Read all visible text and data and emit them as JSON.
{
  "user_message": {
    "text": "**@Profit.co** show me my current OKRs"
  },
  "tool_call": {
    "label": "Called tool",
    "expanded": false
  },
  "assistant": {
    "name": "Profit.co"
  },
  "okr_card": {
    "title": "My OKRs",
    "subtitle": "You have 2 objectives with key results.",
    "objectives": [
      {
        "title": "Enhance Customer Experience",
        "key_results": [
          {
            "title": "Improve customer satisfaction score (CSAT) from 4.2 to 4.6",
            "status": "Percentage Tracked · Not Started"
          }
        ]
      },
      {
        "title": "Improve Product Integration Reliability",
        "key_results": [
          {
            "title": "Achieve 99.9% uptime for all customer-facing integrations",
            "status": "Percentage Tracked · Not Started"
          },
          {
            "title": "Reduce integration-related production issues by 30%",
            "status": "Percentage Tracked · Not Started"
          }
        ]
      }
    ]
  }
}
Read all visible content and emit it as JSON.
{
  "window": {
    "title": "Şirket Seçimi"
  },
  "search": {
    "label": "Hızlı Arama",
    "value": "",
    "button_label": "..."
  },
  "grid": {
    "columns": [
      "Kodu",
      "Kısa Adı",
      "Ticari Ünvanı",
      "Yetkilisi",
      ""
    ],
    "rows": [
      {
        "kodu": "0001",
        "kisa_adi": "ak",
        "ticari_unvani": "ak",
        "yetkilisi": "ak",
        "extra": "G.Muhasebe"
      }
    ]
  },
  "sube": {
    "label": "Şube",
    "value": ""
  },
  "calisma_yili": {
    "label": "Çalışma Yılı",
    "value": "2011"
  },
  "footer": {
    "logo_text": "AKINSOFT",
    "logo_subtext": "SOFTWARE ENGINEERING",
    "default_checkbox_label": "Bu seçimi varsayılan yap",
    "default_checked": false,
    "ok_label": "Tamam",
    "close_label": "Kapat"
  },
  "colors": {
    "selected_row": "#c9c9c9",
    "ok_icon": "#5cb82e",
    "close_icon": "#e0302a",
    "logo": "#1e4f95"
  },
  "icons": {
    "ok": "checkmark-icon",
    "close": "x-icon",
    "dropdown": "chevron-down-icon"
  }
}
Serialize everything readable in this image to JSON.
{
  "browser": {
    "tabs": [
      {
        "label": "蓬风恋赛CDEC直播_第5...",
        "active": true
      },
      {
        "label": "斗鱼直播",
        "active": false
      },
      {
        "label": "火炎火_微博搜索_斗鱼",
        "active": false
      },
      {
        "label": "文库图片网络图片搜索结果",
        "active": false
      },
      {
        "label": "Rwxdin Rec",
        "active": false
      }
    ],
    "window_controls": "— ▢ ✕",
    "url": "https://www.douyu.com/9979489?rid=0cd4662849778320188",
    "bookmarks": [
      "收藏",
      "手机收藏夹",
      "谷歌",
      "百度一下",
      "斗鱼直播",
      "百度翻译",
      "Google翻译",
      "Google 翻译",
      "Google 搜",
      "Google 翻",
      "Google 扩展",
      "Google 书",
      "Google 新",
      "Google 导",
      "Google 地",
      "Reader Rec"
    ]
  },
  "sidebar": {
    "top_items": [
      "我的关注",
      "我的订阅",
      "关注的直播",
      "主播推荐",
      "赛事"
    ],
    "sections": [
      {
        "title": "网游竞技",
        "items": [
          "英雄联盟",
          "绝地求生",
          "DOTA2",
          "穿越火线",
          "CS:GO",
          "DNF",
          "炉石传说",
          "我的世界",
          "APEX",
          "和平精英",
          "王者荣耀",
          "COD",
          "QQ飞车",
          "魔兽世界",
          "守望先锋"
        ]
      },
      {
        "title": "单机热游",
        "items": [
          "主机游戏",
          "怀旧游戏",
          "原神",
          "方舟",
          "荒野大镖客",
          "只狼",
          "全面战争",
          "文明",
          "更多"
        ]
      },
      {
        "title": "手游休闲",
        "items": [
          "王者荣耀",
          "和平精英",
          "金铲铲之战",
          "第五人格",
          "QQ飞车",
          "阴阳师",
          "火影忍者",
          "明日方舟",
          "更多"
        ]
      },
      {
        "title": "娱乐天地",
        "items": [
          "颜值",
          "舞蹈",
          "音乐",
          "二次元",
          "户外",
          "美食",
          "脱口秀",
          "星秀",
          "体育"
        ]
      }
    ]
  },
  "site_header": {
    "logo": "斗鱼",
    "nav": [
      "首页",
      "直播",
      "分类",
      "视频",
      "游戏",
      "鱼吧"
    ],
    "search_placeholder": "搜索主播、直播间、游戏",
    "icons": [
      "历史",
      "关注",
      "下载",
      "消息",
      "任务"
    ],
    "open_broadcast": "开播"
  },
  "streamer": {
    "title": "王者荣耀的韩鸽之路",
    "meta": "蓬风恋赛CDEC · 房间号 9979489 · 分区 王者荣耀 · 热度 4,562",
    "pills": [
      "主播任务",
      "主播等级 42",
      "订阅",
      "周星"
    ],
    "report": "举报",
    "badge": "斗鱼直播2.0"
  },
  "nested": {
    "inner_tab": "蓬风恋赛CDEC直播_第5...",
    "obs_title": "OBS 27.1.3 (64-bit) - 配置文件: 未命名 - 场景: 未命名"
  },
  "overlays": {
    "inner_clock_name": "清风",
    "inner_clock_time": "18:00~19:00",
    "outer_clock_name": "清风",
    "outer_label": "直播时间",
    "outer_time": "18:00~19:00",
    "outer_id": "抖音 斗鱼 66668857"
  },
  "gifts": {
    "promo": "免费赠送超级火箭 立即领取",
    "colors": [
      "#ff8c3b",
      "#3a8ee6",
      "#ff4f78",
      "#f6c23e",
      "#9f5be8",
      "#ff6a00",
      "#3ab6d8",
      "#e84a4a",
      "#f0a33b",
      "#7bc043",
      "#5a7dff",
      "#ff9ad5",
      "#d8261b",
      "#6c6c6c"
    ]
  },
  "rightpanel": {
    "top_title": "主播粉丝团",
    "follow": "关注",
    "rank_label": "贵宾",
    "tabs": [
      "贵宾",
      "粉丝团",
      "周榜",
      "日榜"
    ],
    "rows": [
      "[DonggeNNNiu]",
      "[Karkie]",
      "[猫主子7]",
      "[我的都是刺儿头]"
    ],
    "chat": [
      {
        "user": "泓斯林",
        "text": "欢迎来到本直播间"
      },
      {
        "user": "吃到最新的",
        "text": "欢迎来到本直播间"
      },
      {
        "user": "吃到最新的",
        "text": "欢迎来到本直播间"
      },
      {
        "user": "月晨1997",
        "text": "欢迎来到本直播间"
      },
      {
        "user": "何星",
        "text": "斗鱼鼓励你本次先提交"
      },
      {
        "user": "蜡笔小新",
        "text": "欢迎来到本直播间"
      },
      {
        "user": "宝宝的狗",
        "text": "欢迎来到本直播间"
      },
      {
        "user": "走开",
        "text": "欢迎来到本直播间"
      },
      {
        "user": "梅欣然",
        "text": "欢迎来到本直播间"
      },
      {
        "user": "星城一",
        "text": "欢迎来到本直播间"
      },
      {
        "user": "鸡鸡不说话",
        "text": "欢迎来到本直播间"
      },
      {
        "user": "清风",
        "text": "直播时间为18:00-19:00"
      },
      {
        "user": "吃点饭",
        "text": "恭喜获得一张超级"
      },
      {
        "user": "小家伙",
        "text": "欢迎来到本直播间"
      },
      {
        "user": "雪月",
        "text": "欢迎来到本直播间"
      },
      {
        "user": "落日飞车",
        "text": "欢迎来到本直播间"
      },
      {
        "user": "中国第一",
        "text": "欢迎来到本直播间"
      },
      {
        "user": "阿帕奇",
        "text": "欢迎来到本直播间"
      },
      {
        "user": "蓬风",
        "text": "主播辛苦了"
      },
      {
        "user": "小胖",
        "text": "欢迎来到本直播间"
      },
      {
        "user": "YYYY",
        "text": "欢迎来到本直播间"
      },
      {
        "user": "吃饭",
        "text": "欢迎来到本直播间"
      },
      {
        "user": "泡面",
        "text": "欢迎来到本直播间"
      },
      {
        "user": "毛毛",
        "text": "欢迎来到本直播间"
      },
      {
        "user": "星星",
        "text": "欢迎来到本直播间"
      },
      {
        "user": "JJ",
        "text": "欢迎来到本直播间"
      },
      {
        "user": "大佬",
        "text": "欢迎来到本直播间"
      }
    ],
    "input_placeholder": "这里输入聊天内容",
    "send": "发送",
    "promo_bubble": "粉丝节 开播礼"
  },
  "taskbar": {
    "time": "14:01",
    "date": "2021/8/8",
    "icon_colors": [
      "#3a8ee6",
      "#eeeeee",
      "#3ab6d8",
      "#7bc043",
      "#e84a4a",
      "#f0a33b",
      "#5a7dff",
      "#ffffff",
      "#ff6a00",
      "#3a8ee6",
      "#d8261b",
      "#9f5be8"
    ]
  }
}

════════════════

WRITTEN EXERCISE: State how many lines hold the word "visible". The number is the whole answer.

SOLVED PROBLEM: 2